■ INFORMATION SHOWN ■

— start —

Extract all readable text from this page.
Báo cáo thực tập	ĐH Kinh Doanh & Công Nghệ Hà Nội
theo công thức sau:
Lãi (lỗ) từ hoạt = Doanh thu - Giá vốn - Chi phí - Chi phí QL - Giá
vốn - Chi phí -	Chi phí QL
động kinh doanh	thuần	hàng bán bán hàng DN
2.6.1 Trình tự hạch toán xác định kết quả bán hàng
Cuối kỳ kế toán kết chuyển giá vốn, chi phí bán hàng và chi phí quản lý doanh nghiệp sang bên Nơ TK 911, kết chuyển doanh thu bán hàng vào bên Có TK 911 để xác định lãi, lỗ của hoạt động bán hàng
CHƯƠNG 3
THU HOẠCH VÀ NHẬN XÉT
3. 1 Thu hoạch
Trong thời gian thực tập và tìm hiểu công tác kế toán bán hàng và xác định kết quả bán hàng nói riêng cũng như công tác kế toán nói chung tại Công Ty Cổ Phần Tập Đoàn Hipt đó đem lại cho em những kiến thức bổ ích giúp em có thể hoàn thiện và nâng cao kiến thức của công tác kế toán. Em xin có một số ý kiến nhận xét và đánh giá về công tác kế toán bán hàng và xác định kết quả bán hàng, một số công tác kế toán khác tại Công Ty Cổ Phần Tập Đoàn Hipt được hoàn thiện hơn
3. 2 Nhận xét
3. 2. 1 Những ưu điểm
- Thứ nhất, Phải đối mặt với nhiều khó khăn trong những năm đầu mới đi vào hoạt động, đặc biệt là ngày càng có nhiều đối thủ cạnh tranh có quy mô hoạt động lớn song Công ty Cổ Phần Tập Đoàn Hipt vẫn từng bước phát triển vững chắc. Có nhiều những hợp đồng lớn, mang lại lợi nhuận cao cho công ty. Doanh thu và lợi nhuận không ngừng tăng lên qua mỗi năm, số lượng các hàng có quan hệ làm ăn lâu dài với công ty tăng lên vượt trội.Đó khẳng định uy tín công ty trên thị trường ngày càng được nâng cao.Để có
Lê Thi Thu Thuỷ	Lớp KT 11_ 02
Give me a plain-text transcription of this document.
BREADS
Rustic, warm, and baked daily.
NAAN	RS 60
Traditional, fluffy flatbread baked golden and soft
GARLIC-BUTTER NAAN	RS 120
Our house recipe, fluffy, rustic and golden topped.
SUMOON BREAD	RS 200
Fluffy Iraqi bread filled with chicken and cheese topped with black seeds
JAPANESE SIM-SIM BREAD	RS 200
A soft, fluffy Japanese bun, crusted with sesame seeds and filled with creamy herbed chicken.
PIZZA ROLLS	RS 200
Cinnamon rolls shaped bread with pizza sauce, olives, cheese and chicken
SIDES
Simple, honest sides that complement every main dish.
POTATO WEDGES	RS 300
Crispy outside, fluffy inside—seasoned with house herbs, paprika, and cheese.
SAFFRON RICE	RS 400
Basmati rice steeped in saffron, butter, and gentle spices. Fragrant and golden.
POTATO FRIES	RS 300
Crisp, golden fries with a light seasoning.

— end —

■ WHAT TO DO ■
Using the records above, list each line that includes "soft".

■ SOLUTION FOR THIS TASK ■
Traditional, fluffy flatbread baked golden and soft
A soft, fluffy Japanese bun, crusted with sesame seeds and filled with creamy herbed chicken.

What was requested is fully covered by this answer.